EXTRAIT DU DOCUMENT:
Nier cela c'est nier le chien qu'est l'homme qui renifle l'homme depuis la
nuit des temps. Hé, quoi. Quand il n'y aura plus aucun besoin de se renifler
le cul les uns les autres, mes frères, c'est que l'odeur de la merde aura
salement envahi notre monde.
***
Tous ces athées, qui s'obstinent à ne pas prononcer le mot de 'Dieu'... On
dirait qu'ils s'échinent à oublier quelqu'un, ou quelque chose. Moi,
l'agnostique (?), je suis beaucoup plus libre, voyez plutôt : Dieu, après
s'être fait bouillir un bon coup dans une petite casserole d'étoiles, a
salué un aspirant expert-comptable harnaché à sa fenêtre, en levant une
nouvelle lune rousse, cette nuit ! L'empathie permet d'établir une relation
plus libre entre deux amis. Faire descendre Dieu de son trône. Je ne dépends
plus de Toi en tant qu'être soumis, Dieu, dès lors que je sais te mettre
dans une casserole; mais en tant qu'homme libre cherchant Ton Souffle
longitudinal, latitudinal, et spectral à travers le souffle d'une poésie
incongrue, pénétrante, et expérimentale.

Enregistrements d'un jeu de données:

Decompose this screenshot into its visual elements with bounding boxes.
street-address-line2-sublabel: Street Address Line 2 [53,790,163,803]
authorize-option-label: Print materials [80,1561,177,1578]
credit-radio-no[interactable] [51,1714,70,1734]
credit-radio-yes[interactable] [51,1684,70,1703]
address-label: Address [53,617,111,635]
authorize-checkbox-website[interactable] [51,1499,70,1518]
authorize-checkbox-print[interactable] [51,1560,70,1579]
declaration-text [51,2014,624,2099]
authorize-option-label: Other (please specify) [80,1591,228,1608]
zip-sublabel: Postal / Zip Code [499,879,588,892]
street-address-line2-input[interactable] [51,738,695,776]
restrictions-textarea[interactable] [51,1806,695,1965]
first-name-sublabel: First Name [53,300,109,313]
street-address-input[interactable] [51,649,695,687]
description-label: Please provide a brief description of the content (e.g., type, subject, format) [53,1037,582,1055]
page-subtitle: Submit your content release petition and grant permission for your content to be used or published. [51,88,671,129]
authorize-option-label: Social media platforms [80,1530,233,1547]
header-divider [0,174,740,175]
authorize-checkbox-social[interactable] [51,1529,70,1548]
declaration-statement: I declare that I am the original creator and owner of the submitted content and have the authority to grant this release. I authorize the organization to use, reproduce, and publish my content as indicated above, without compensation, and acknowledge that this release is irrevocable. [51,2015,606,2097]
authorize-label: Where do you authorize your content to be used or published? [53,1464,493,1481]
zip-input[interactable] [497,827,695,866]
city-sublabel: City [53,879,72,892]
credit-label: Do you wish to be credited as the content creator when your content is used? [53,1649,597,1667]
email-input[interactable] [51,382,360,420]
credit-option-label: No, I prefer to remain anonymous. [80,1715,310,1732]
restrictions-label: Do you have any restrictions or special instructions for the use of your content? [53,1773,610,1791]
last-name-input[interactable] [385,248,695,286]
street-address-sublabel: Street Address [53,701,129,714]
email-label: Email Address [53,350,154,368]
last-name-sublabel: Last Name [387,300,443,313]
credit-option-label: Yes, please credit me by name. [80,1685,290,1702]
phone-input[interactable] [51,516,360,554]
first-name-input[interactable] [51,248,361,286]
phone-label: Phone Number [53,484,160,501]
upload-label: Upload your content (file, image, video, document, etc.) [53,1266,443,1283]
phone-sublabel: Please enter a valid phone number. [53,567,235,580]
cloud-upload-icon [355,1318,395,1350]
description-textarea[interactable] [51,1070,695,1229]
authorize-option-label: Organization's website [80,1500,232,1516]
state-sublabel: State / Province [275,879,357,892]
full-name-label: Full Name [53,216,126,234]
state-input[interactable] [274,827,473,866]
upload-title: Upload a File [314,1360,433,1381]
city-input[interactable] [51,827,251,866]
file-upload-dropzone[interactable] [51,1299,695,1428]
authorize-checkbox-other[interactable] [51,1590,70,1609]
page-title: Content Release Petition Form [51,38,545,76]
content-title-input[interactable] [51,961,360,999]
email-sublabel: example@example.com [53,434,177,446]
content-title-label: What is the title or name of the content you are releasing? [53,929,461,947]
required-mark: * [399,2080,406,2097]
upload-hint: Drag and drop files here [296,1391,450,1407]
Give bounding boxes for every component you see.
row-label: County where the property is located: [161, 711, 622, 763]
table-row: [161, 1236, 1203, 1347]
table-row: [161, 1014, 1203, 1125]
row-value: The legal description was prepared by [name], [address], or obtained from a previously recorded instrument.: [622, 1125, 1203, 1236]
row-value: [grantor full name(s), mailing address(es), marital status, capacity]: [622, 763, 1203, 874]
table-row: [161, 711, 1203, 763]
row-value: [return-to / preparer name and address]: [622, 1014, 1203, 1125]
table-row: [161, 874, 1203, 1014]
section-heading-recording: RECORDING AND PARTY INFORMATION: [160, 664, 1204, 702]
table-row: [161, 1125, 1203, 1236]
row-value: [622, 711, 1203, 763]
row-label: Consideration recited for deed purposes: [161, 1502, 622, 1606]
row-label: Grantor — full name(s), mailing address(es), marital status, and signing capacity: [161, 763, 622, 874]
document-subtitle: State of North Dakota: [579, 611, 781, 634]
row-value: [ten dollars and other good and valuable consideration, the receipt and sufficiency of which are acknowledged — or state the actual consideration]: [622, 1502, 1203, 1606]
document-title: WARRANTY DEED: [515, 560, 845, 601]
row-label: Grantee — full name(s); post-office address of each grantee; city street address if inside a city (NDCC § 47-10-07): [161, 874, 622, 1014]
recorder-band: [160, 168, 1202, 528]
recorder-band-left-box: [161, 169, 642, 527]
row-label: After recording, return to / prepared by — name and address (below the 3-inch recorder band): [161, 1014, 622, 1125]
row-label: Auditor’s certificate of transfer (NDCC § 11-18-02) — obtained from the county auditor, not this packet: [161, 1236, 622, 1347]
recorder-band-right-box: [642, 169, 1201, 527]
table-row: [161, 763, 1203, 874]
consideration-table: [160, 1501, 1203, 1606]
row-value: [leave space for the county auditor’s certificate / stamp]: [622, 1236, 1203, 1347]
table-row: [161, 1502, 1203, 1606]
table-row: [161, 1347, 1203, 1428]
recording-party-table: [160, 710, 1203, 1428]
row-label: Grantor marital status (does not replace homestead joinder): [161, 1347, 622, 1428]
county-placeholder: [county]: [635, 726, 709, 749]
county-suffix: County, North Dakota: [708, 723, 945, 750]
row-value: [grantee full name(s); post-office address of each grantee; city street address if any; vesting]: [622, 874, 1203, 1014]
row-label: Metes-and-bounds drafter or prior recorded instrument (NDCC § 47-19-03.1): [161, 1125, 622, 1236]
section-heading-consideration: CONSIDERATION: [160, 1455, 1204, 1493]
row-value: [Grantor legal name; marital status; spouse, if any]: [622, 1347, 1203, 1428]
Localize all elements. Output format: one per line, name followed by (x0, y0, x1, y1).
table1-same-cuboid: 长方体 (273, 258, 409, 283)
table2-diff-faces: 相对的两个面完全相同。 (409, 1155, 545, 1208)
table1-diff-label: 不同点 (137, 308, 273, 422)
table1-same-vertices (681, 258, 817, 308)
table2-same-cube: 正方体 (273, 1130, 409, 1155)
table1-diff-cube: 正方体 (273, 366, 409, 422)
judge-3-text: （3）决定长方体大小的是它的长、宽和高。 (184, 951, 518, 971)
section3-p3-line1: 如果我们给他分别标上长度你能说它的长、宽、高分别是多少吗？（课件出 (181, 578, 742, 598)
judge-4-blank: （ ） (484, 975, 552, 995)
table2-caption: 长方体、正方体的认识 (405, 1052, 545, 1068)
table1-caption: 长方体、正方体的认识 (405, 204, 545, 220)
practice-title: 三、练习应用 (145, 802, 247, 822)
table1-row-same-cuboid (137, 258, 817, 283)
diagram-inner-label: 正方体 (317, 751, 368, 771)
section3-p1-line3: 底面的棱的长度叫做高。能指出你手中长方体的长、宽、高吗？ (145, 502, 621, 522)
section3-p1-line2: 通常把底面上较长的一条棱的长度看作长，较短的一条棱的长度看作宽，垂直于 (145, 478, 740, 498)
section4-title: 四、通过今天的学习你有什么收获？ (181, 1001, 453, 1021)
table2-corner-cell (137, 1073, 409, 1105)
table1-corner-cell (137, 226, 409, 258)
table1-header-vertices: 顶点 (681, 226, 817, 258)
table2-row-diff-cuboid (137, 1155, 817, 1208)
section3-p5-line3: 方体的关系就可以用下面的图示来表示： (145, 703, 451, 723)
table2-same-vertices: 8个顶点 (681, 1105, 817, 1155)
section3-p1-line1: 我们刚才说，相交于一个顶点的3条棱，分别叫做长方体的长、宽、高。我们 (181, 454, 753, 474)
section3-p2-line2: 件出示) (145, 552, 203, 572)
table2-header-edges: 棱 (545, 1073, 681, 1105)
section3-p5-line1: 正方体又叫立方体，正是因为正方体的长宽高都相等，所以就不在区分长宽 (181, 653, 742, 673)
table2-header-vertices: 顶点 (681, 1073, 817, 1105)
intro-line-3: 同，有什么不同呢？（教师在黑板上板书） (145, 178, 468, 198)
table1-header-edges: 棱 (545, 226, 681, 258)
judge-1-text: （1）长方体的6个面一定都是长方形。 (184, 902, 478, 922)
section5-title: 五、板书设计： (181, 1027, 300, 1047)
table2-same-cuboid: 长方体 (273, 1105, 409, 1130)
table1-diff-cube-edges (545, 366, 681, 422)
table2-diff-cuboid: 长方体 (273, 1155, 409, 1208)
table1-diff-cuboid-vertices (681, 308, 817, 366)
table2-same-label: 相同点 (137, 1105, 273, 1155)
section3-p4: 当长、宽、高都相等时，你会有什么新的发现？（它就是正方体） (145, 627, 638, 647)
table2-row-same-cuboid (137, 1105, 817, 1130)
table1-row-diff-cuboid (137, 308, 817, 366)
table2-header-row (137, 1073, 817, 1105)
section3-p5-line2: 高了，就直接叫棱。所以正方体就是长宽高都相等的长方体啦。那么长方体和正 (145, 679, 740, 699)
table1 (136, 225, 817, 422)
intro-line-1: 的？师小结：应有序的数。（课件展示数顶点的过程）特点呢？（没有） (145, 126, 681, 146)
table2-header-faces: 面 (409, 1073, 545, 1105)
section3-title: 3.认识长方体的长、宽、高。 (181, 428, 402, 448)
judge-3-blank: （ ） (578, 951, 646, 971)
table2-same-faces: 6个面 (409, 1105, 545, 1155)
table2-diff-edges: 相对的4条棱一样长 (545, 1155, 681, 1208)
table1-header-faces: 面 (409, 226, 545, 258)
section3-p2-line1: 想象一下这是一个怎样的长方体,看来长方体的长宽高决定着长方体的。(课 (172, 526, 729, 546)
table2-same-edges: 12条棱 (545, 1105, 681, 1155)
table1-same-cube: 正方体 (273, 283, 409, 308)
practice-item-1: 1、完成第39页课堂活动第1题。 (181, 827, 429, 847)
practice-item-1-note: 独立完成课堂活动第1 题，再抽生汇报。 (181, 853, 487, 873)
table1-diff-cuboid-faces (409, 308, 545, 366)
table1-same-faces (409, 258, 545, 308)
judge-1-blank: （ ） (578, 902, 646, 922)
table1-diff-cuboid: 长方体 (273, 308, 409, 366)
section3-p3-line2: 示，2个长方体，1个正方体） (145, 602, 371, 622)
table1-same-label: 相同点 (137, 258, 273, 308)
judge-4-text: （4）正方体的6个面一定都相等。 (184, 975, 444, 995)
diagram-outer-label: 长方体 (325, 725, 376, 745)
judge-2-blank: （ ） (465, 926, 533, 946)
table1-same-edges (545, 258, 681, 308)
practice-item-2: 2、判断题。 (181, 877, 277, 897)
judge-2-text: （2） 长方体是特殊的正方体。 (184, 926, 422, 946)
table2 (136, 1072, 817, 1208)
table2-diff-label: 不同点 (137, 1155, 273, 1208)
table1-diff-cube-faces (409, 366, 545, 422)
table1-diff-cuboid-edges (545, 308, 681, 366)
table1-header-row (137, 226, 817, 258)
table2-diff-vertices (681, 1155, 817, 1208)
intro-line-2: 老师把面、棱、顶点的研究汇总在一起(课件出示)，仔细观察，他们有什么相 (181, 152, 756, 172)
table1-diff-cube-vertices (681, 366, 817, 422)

TÂCHES:
**a)** D'après l'extrait sur Dieu et les athées, dans quoi Dieu s'est-il fait bouillir ?
**b)** Poursuivez l'extrait sur Dieu et les athées après sa dernière phrase.
Les enregistrements proviennent d'une autre source.

RÉPONSES DE L'EXERCICE:
**a)** Dans une petite casserole d'étoiles.

**b)**
[Première déclaration de ma bonne volonté à Dieu. Pierre Saunier.]
***
La plupart des performeurs contemporains créent un sentiment de honte, de
gêne, chez leurs semblables. Caca mangé, foutre tartiné, chairs suant au
soleil. Or qu'est-ce que cette gêne profonde sinon la sensation de la
pesanteur de la Terre qui écrase un pauvre esprit de mortel ?
Les performeurs travaillent à l'encontre de l'artiste, du sage ou du danseur
: qui œuvrent, eux, pour que l'esprit mortel puisse acquérir les conditions
nécessaires à sa libération. Enfin, se défaire de la pesanteur terrestre
et s'atteindre dans ses plus hautes sphères !
***
A la place du mot 'volonté', j'utiliserai dorénavant le mot 'aimant', et à
la place du mot 'coeur', le mot 'pompe à vélo'. Et tout deviendra plus
clair, sur la tête de ma prose, de ma poésie et de mon épitaphe future -
zéro poux vicieux, mais une véritable colonie de lunettes pour aveugle
déchaussées.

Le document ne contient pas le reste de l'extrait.